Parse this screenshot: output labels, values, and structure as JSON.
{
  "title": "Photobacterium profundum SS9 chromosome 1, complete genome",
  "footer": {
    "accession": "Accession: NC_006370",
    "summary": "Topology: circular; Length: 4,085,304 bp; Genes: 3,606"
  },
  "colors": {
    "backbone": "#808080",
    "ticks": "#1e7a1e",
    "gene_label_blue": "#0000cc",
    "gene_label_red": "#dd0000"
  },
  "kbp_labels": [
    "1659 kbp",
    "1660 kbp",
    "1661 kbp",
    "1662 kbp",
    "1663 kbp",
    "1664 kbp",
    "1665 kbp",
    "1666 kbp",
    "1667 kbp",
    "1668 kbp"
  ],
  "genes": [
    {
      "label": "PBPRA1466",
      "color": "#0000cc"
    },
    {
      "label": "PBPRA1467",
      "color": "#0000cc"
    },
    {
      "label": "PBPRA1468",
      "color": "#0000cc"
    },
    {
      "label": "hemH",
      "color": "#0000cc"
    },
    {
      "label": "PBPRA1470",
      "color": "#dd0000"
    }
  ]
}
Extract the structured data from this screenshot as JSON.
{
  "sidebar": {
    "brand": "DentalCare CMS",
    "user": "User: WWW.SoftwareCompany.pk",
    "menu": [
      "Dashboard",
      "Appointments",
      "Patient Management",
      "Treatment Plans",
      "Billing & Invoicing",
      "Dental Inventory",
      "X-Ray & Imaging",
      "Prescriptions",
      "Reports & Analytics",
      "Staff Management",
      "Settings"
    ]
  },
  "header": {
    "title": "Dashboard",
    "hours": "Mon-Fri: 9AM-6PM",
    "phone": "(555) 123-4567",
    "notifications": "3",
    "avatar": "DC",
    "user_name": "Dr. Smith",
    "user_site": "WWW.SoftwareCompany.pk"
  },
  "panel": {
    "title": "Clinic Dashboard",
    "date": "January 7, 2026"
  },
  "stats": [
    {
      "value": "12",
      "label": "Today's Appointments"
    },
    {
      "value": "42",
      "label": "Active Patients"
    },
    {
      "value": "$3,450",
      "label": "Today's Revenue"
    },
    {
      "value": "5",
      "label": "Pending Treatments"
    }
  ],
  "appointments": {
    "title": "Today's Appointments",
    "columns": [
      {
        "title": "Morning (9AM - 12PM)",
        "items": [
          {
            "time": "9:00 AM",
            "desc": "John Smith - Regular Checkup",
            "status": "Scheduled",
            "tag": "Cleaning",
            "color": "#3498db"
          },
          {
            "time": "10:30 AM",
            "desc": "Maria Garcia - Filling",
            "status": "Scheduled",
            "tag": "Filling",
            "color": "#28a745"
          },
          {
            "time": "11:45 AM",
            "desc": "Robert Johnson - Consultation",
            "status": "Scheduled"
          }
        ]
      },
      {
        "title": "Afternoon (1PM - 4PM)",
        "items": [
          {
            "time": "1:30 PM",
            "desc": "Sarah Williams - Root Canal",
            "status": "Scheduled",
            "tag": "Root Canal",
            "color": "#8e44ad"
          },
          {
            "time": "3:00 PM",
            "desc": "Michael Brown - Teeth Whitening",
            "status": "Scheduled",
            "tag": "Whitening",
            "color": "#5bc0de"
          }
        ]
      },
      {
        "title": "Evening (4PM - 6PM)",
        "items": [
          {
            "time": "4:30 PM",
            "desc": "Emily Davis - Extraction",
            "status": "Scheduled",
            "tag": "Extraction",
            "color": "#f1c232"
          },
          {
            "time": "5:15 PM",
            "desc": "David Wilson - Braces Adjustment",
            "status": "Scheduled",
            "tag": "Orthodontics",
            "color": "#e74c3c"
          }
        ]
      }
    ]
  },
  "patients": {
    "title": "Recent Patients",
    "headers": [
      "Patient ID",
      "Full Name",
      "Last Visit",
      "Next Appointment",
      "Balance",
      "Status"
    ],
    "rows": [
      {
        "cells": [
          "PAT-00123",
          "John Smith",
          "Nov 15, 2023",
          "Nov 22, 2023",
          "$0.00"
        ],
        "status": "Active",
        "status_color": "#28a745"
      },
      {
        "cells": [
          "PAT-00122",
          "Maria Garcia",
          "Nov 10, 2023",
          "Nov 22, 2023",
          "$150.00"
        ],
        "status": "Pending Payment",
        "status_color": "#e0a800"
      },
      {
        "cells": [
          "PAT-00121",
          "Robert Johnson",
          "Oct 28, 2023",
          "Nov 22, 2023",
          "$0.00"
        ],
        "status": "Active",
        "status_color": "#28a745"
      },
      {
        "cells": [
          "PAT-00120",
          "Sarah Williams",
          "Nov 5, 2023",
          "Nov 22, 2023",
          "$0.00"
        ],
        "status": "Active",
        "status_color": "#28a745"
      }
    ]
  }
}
--*--
Each record must be duplicated exactly, with none missing.

Parse this screenshot: output labels, values, and structure as JSON.
{
  "title": "Photobacterium profundum SS9 chromosome 1, complete genome",
  "footer": {
    "accession": "Accession: NC_006370",
    "summary": "Topology: circular; Length: 4,085,304 bp; Genes: 3,606"
  },
  "colors": {
    "backbone": "#808080",
    "ticks": "#1e7a1e",
    "gene_label_blue": "#0000cc",
    "gene_label_red": "#dd0000"
  },
  "kbp_labels": [
    "1659 kbp",
    "1660 kbp",
    "1661 kbp",
    "1662 kbp",
    "1663 kbp",
    "1664 kbp",
    "1665 kbp",
    "1666 kbp",
    "1667 kbp",
    "1668 kbp"
  ],
  "genes": [
    {
      "label": "PBPRA1466",
      "color": "#0000cc"
    },
    {
      "label": "PBPRA1467",
      "color": "#0000cc"
    },
    {
      "label": "PBPRA1468",
      "color": "#0000cc"
    },
    {
      "label": "hemH",
      "color": "#0000cc"
    },
    {
      "label": "PBPRA1470",
      "color": "#dd0000"
    }
  ]
}
Extract the structured data from this screenshot as JSON.
{
  "sidebar": {
    "brand": "DentalCare CMS",
    "user": "User: WWW.SoftwareCompany.pk",
    "menu": [
      "Dashboard",
      "Appointments",
      "Patient Management",
      "Treatment Plans",
      "Billing & Invoicing",
      "Dental Inventory",
      "X-Ray & Imaging",
      "Prescriptions",
      "Reports & Analytics",
      "Staff Management",
      "Settings"
    ]
  },
  "header": {
    "title": "Dashboard",
    "hours": "Mon-Fri: 9AM-6PM",
    "phone": "(555) 123-4567",
    "notifications": "3",
    "avatar": "DC",
    "user_name": "Dr. Smith",
    "user_site": "WWW.SoftwareCompany.pk"
  },
  "panel": {
    "title": "Clinic Dashboard",
    "date": "January 7, 2026"
  },
  "stats": [
    {
      "value": "12",
      "label": "Today's Appointments"
    },
    {
      "value": "42",
      "label": "Active Patients"
    },
    {
      "value": "$3,450",
      "label": "Today's Revenue"
    },
    {
      "value": "5",
      "label": "Pending Treatments"
    }
  ],
  "appointments": {
    "title": "Today's Appointments",
    "columns": [
      {
        "title": "Morning (9AM - 12PM)",
        "items": [
          {
            "time": "9:00 AM",
            "desc": "John Smith - Regular Checkup",
            "status": "Scheduled",
            "tag": "Cleaning",
            "color": "#3498db"
          },
          {
            "time": "10:30 AM",
            "desc": "Maria Garcia - Filling",
            "status": "Scheduled",
            "tag": "Filling",
            "color": "#28a745"
          },
          {
            "time": "11:45 AM",
            "desc": "Robert Johnson - Consultation",
            "status": "Scheduled"
          }
        ]
      },
      {
        "title": "Afternoon (1PM - 4PM)",
        "items": [
          {
            "time": "1:30 PM",
            "desc": "Sarah Williams - Root Canal",
            "status": "Scheduled",
            "tag": "Root Canal",
            "color": "#8e44ad"
          },
          {
            "time": "3:00 PM",
            "desc": "Michael Brown - Teeth Whitening",
            "status": "Scheduled",
            "tag": "Whitening",
            "color": "#5bc0de"
          }
        ]
      },
      {
        "title": "Evening (4PM - 6PM)",
        "items": [
          {
            "time": "4:30 PM",
            "desc": "Emily Davis - Extraction",
            "status": "Scheduled",
            "tag": "Extraction",
            "color": "#f1c232"
          },
          {
            "time": "5:15 PM",
            "desc": "David Wilson - Braces Adjustment",
            "status": "Scheduled",
            "tag": "Orthodontics",
            "color": "#e74c3c"
          }
        ]
      }
    ]
  },
  "patients": {
    "title": "Recent Patients",
    "headers": [
      "Patient ID",
      "Full Name",
      "Last Visit",
      "Next Appointment",
      "Balance",
      "Status"
    ],
    "rows": [
      {
        "cells": [
          "PAT-00123",
          "John Smith",
          "Nov 15, 2023",
          "Nov 22, 2023",
          "$0.00"
        ],
        "status": "Active",
        "status_color": "#28a745"
      },
      {
        "cells": [
          "PAT-00122",
          "Maria Garcia",
          "Nov 10, 2023",
          "Nov 22, 2023",
          "$150.00"
        ],
        "status": "Pending Payment",
        "status_color": "#e0a800"
      },
      {
        "cells": [
          "PAT-00121",
          "Robert Johnson",
          "Oct 28, 2023",
          "Nov 22, 2023",
          "$0.00"
        ],
        "status": "Active",
        "status_color": "#28a745"
      },
      {
        "cells": [
          "PAT-00120",
          "Sarah Williams",
          "Nov 5, 2023",
          "Nov 22, 2023",
          "$0.00"
        ],
        "status": "Active",
        "status_color": "#28a745"
      }
    ]
  }
}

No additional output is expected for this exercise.